§ **Instruction**: The material below should be written out in full and exactly; pictures stay out of the copy.

§ **Given entries**:
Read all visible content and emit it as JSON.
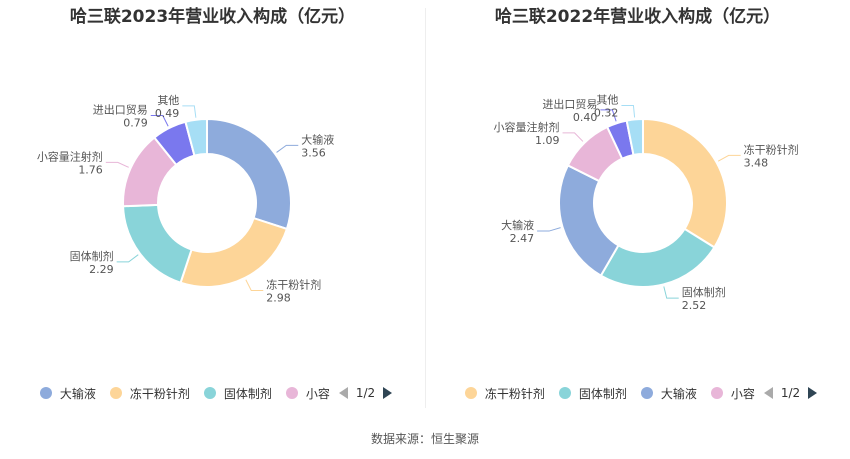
{
  "source": "数据来源：恒生聚源",
  "chart_data": [
    {
      "type": "pie",
      "title": "哈三联2023年营业收入构成（亿元）",
      "categories": [
        "大输液",
        "冻干粉针剂",
        "固体制剂",
        "小容量注射剂",
        "进出口贸易",
        "其他"
      ],
      "values": [
        3.56,
        2.98,
        2.29,
        1.76,
        0.79,
        0.49
      ],
      "colors": [
        "#8eabdc",
        "#fdd598",
        "#89d4d9",
        "#e8b6d8",
        "#7a78ee",
        "#a6def5"
      ],
      "legend": {
        "labels": [
          "大输液",
          "冻干粉针剂",
          "固体制剂",
          "小容"
        ],
        "colors": [
          "#8eabdc",
          "#fdd598",
          "#89d4d9",
          "#e8b6d8"
        ],
        "page": "1/2",
        "placement": "bottom"
      }
    },
    {
      "type": "pie",
      "title": "哈三联2022年营业收入构成（亿元）",
      "categories": [
        "冻干粉针剂",
        "固体制剂",
        "大输液",
        "小容量注射剂",
        "进出口贸易",
        "其他"
      ],
      "values": [
        3.48,
        2.52,
        2.47,
        1.09,
        0.4,
        0.32
      ],
      "colors": [
        "#fdd598",
        "#89d4d9",
        "#8eabdc",
        "#e8b6d8",
        "#7a78ee",
        "#a6def5"
      ],
      "legend": {
        "labels": [
          "冻干粉针剂",
          "固体制剂",
          "大输液",
          "小容"
        ],
        "colors": [
          "#fdd598",
          "#89d4d9",
          "#8eabdc",
          "#e8b6d8"
        ],
        "page": "1/2",
        "placement": "bottom"
      }
    }
  ]
}
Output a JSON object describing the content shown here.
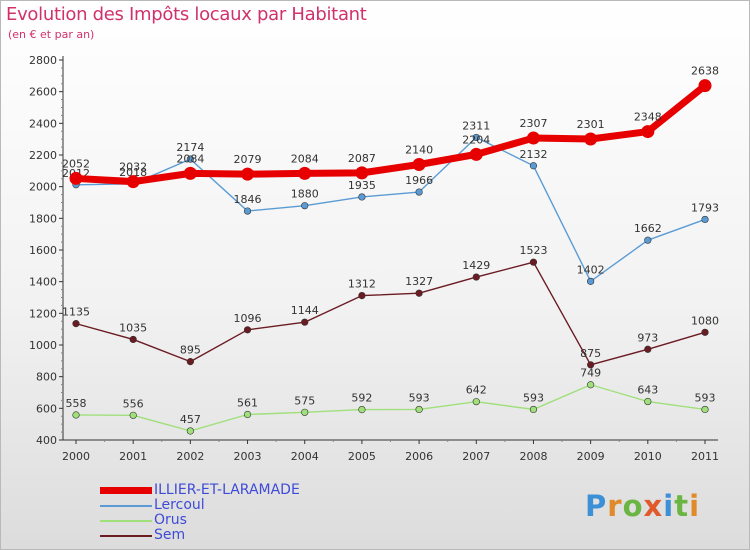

§ **Response**:
Read all visible content and emit it as JSON.
{
  "source": "数据来源：恒生聚源",
  "chart_data": [
    {
      "type": "pie",
      "title": "哈三联2023年营业收入构成（亿元）",
      "categories": [
        "大输液",
        "冻干粉针剂",
        "固体制剂",
        "小容量注射剂",
        "进出口贸易",
        "其他"
      ],
      "values": [
        3.56,
        2.98,
        2.29,
        1.76,
        0.79,
        0.49
      ],
      "colors": [
        "#8eabdc",
        "#fdd598",
        "#89d4d9",
        "#e8b6d8",
        "#7a78ee",
        "#a6def5"
      ],
      "legend": {
        "labels": [
          "大输液",
          "冻干粉针剂",
          "固体制剂",
          "小容"
        ],
        "colors": [
          "#8eabdc",
          "#fdd598",
          "#89d4d9",
          "#e8b6d8"
        ],
        "page": "1/2",
        "placement": "bottom"
      }
    },
    {
      "type": "pie",
      "title": "哈三联2022年营业收入构成（亿元）",
      "categories": [
        "冻干粉针剂",
        "固体制剂",
        "大输液",
        "小容量注射剂",
        "进出口贸易",
        "其他"
      ],
      "values": [
        3.48,
        2.52,
        2.47,
        1.09,
        0.4,
        0.32
      ],
      "colors": [
        "#fdd598",
        "#89d4d9",
        "#8eabdc",
        "#e8b6d8",
        "#7a78ee",
        "#a6def5"
      ],
      "legend": {
        "labels": [
          "冻干粉针剂",
          "固体制剂",
          "大输液",
          "小容"
        ],
        "colors": [
          "#fdd598",
          "#89d4d9",
          "#8eabdc",
          "#e8b6d8"
        ],
        "page": "1/2",
        "placement": "bottom"
      }
    }
  ]
}
Output a JSON object describing the content shown here.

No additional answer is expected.